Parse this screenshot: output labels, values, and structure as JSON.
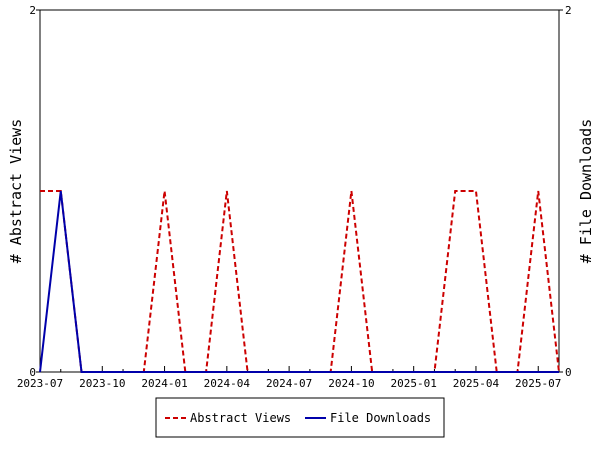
{
  "chart_data": {
    "type": "line",
    "xlabel": "",
    "ylabel_left": "# Abstract Views",
    "ylabel_right": "# File Downloads",
    "ylim_left": [
      0,
      2
    ],
    "ylim_right": [
      0,
      2
    ],
    "y_ticks_left": [
      "0",
      "2"
    ],
    "y_ticks_right": [
      "0",
      "2"
    ],
    "x_ticks": [
      "2023-07",
      "2023-10",
      "2024-01",
      "2024-04",
      "2024-07",
      "2024-10",
      "2025-01",
      "2025-04",
      "2025-07"
    ],
    "grid": false,
    "legend_position": "bottom",
    "x": [
      "2023-07",
      "2023-08",
      "2023-09",
      "2023-10",
      "2023-11",
      "2023-12",
      "2024-01",
      "2024-02",
      "2024-03",
      "2024-04",
      "2024-05",
      "2024-06",
      "2024-07",
      "2024-08",
      "2024-09",
      "2024-10",
      "2024-11",
      "2024-12",
      "2025-01",
      "2025-02",
      "2025-03",
      "2025-04",
      "2025-05",
      "2025-06",
      "2025-07",
      "2025-08"
    ],
    "series": [
      {
        "name": "Abstract Views",
        "axis": "left",
        "color": "#cc0000",
        "dash": "dashed",
        "values": [
          1,
          1,
          0,
          0,
          0,
          0,
          1,
          0,
          0,
          1,
          0,
          0,
          0,
          0,
          0,
          1,
          0,
          0,
          0,
          0,
          1,
          1,
          0,
          0,
          1,
          0
        ]
      },
      {
        "name": "File Downloads",
        "axis": "right",
        "color": "#0000aa",
        "dash": "solid",
        "values": [
          0,
          1,
          0,
          0,
          0,
          0,
          0,
          0,
          0,
          0,
          0,
          0,
          0,
          0,
          0,
          0,
          0,
          0,
          0,
          0,
          0,
          0,
          0,
          0,
          0,
          0
        ]
      }
    ]
  }
}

+++++

Aim: Repeat each record exactly, with the pictures left out.

Answer below:
Parse this screenshot: output labels, values, and structure as JSON.
{
  "chart_data": {
    "type": "line",
    "xlabel": "",
    "ylabel_left": "# Abstract Views",
    "ylabel_right": "# File Downloads",
    "ylim_left": [
      0,
      2
    ],
    "ylim_right": [
      0,
      2
    ],
    "y_ticks_left": [
      "0",
      "2"
    ],
    "y_ticks_right": [
      "0",
      "2"
    ],
    "x_ticks": [
      "2023-07",
      "2023-10",
      "2024-01",
      "2024-04",
      "2024-07",
      "2024-10",
      "2025-01",
      "2025-04",
      "2025-07"
    ],
    "grid": false,
    "legend_position": "bottom",
    "x": [
      "2023-07",
      "2023-08",
      "2023-09",
      "2023-10",
      "2023-11",
      "2023-12",
      "2024-01",
      "2024-02",
      "2024-03",
      "2024-04",
      "2024-05",
      "2024-06",
      "2024-07",
      "2024-08",
      "2024-09",
      "2024-10",
      "2024-11",
      "2024-12",
      "2025-01",
      "2025-02",
      "2025-03",
      "2025-04",
      "2025-05",
      "2025-06",
      "2025-07",
      "2025-08"
    ],
    "series": [
      {
        "name": "Abstract Views",
        "axis": "left",
        "color": "#cc0000",
        "dash": "dashed",
        "values": [
          1,
          1,
          0,
          0,
          0,
          0,
          1,
          0,
          0,
          1,
          0,
          0,
          0,
          0,
          0,
          1,
          0,
          0,
          0,
          0,
          1,
          1,
          0,
          0,
          1,
          0
        ]
      },
      {
        "name": "File Downloads",
        "axis": "right",
        "color": "#0000aa",
        "dash": "solid",
        "values": [
          0,
          1,
          0,
          0,
          0,
          0,
          0,
          0,
          0,
          0,
          0,
          0,
          0,
          0,
          0,
          0,
          0,
          0,
          0,
          0,
          0,
          0,
          0,
          0,
          0,
          0
        ]
      }
    ]
  }
}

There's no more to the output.